→ Gezeigter Text:
━━━━━━━━

Das Gebet ist ein Akt des Gedenkens und der Ehrung der Erde als heilig. Es fegt den Staub der Vergesslichkeit weg, der unsere Lebensweise umhüllt hat, und hält die Erde mit Liebe in unseren Herzen. Ob innerhalb oder außerhalb einer spirituellen oder religiösen Tradition, Gebet und Lobpreis bringen das Selbst in Beziehung zu dem Mysterium, das sich nicht nur um uns herum entfaltet, sondern auch in uns lebt. Wenn wir uns daran erinnern, dass wir mit allem, was existiert, verbunden sind, kann die immer größer werdende Kluft zwischen Geist und Materie zu heilen beginnen.

━━━━━━━━

→ Aufgabe A:
Prüf, ob die folgenden Aussagen zum Text über das Gebet passen. Antworte jeweils mit Ja oder Nein und zitiere die entscheidenden Worte aus dem Text.
(i) Das Gebet fegt den Staub der Vergesslichkeit weg.
(ii) Gebet und Lobpreis wirken nur innerhalb einer religiösen Tradition.
(iii) Die Kluft zwischen Geist und Materie wird immer kleiner.

━━━━━━━━

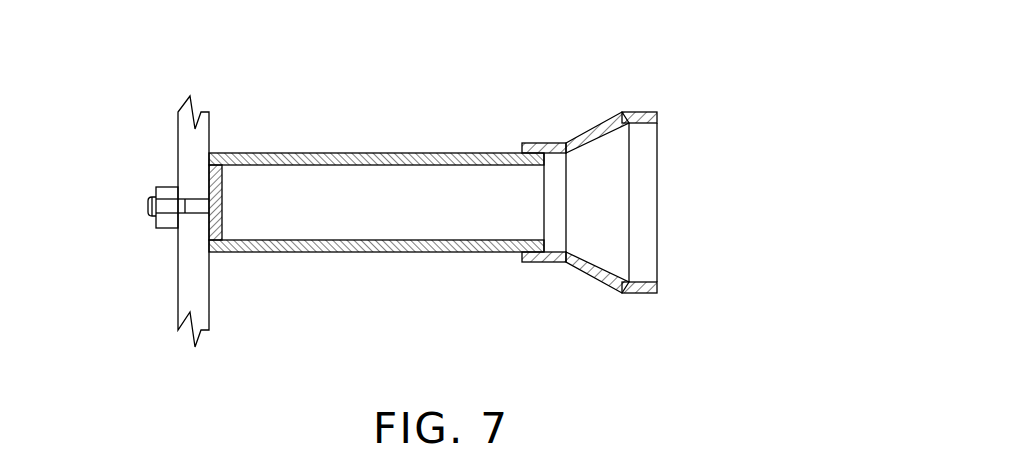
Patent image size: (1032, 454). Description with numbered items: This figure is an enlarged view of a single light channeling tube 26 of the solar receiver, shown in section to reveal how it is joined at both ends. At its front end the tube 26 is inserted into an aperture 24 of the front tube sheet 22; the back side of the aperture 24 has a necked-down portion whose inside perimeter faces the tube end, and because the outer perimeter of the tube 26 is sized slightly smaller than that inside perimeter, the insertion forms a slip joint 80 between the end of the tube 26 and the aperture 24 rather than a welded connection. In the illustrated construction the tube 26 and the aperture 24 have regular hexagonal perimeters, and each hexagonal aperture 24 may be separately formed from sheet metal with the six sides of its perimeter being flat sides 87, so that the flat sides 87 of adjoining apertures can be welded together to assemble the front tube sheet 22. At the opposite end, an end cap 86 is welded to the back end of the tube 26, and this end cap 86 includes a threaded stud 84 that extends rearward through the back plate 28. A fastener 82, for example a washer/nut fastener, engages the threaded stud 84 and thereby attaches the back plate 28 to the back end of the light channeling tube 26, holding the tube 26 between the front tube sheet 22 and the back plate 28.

The front tube sheet 22 is at (575, 132).
The aperture 24 is at (581, 202).
The light channeling tube 26 is at (376, 202).
The back plate 28 is at (212, 128).
The slip joint 80 is at (532, 262).
The fastener 82 is at (163, 187).
The threaded stud 84 is at (147, 207).
The end cap 86 is at (208, 225).
The flat sides 87 is at (638, 112).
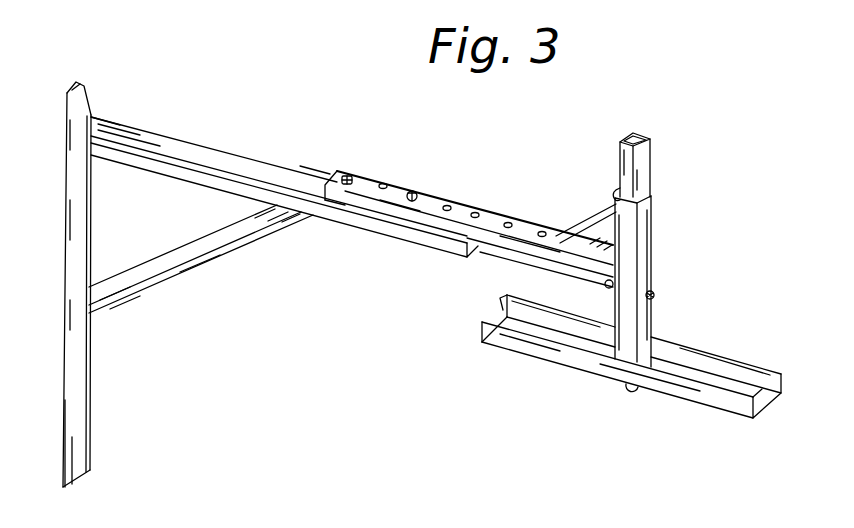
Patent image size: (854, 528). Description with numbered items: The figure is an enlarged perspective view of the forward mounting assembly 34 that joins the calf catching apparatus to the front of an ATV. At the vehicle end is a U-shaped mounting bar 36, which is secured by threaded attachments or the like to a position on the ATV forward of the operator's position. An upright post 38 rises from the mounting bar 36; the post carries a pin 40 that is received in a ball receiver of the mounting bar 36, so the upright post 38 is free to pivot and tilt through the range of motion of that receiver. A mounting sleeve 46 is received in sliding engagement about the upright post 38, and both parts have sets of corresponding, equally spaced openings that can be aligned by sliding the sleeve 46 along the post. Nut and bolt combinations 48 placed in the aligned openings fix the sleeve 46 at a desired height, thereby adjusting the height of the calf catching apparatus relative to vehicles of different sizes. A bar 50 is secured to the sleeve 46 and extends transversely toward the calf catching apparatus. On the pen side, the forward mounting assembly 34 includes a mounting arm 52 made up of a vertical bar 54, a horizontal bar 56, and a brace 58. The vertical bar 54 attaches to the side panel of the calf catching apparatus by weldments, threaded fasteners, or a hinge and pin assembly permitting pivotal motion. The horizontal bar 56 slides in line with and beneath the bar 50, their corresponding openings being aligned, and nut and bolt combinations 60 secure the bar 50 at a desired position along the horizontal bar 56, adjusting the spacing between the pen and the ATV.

The forward mounting assembly 34 is at (355, 325).
The U-shaped mounting bar 36 is at (707, 393).
The upright post 38 is at (643, 163).
The pin 40 is at (632, 388).
The mounting sleeve 46 is at (645, 226).
The nut and bolt combinations 48 is at (654, 294).
The bar 50 is at (498, 217).
The mounting arm 52 is at (120, 115).
The vertical bar 54 is at (82, 222).
The horizontal bar 56 is at (217, 157).
The brace 58 is at (168, 270).
The nut and bolt combinations 60 is at (352, 172).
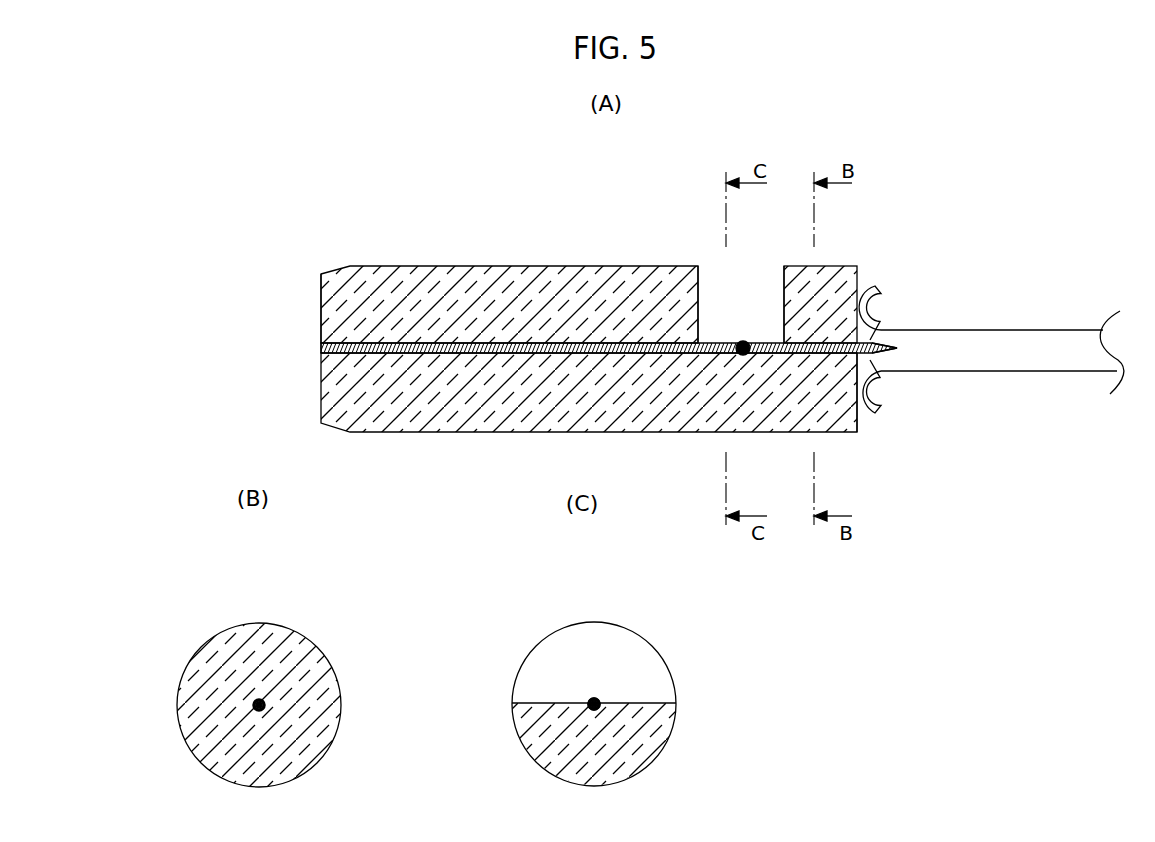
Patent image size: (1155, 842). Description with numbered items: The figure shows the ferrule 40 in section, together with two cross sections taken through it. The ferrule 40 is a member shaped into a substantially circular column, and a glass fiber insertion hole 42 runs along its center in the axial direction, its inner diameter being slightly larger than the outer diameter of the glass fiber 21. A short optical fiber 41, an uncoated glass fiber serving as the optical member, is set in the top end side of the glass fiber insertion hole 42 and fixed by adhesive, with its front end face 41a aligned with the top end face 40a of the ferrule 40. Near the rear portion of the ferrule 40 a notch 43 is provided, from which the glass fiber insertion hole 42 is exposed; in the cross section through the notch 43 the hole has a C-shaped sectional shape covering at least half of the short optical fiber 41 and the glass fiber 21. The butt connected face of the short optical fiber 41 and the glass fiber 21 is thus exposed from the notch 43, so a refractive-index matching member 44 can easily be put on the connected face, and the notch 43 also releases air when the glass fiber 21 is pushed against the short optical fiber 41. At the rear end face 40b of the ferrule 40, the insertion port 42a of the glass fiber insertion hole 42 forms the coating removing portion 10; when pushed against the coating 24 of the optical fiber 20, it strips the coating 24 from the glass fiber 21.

The coating removing portion 10 is at (879, 428).
The optical fiber 20 is at (995, 338).
The glass fiber 21 is at (813, 343).
The coating 24 is at (882, 400).
The ferrule 40 is at (528, 218).
The top end face of the ferrule 40a is at (320, 302).
The rear end face of the ferrule 40b is at (858, 435).
The short optical fiber 41 is at (438, 343).
The front end face of the short optical fiber 41a is at (320, 348).
The glass fiber insertion hole 42 is at (256, 699).
The insertion port 42a is at (864, 346).
The notch 43 is at (715, 293).
The refractive-index matching member 44 is at (742, 341).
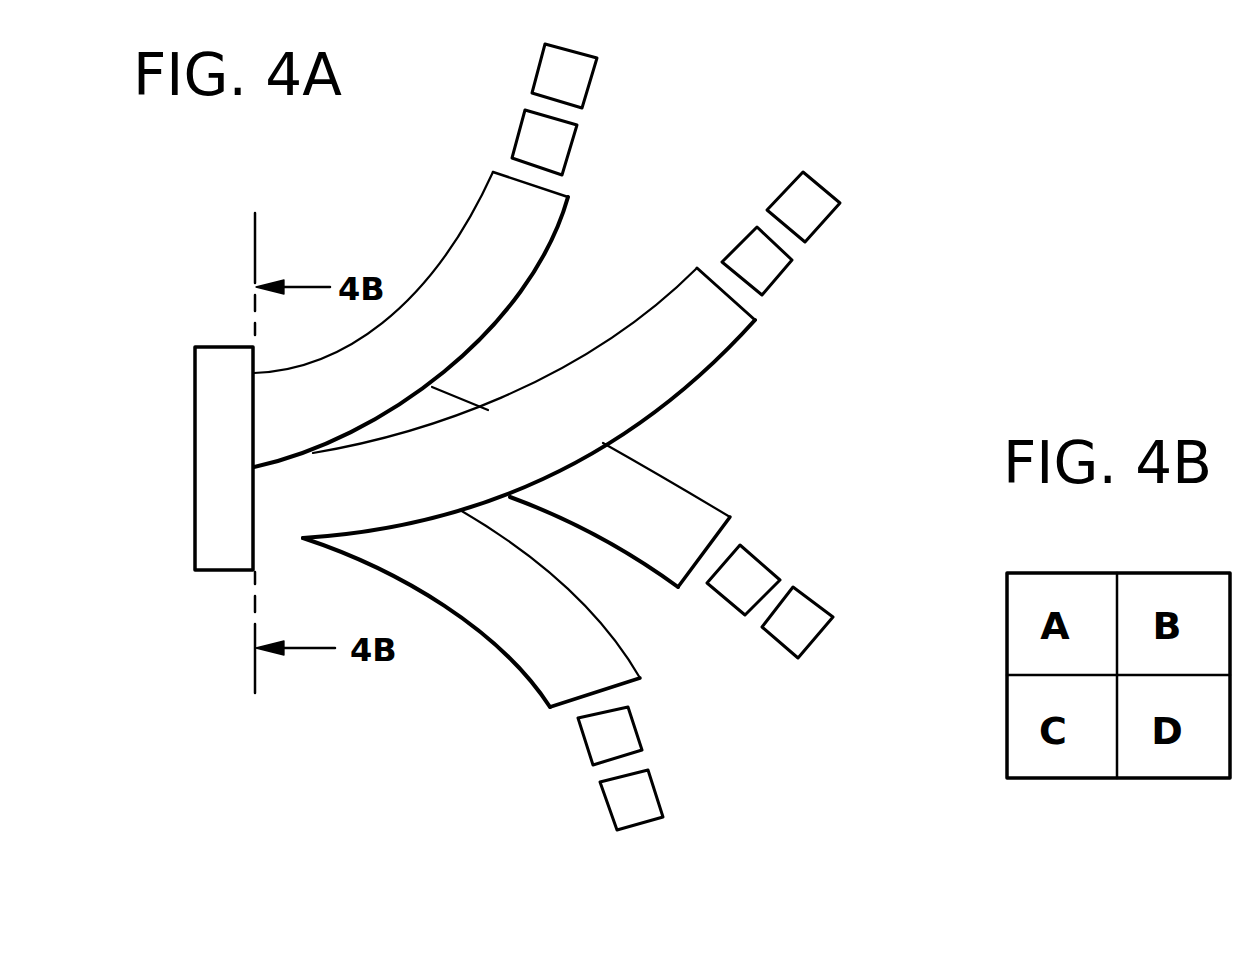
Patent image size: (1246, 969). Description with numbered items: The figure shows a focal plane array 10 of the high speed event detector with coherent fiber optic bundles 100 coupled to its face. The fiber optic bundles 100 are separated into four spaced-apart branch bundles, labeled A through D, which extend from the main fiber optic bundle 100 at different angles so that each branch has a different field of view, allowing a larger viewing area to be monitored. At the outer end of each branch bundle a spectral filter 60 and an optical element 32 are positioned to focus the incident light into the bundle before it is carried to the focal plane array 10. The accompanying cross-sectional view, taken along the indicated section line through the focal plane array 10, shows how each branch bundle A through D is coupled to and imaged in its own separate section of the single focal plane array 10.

━━━━━━━━

→ Aufgabe B: Zieh aus den Zeilen oben jede Zeile heraus, in der das Wort "ferrule" vorkommt. Groß- und Kleinschreibung zählen.

→ Richtige Lösung A:
(i) Ja: „Es fegt den Staub der Vergesslichkeit weg“
(ii) Nein: „Ob innerhalb oder außerhalb einer spirituellen oder religiösen Tradition“
(iii) Nein: „die immer größer werdende Kluft zwischen Geist und Materie“

→ Richtige Lösung B:
Patent image size: (1155, 842). Description with numbered items: The figure shows the ferrule 40 in section, together with two cross sections taken through it. The ferrule 40 is a member shaped into a substantially circular column, and a glass fiber insertion hole 42 runs along its center in the axial direction, its inner diameter being slightly larger than the outer diameter of the glass fiber 21. A short optical fiber 41, an uncoated glass fiber serving as the optical member, is set in the top end side of the glass fiber insertion hole 42 and fixed by adhesive, with its front end face 41a aligned with the top end face 40a of the ferrule 40. Near the rear portion of the ferrule 40 a notch 43 is provided, from which the glass fiber insertion hole 42 is exposed; in the cross section through the notch 43 the hole has a C-shaped sectional shape covering at least half of the short optical fiber 41 and the glass fiber 21. The butt connected face of the short optical fiber 41 and the glass fiber 21 is thus exposed from the notch 43, so a refractive-index matching member 44 can easily be put on the connected face, and the notch 43 also releases air when the glass fiber 21 is pushed against the short optical fiber 41. At the rear end face 40b of the ferrule 40, the insertion port 42a of the glass fiber insertion hole 42 forms the coating removing portion 10; when pushed against the coating 24 of the optical fiber 20, it strips the coating 24 from the glass fiber 21.
The ferrule 40 is at (528, 218).
The top end face of the ferrule 40a is at (320, 302).
The rear end face of the ferrule 40b is at (858, 435).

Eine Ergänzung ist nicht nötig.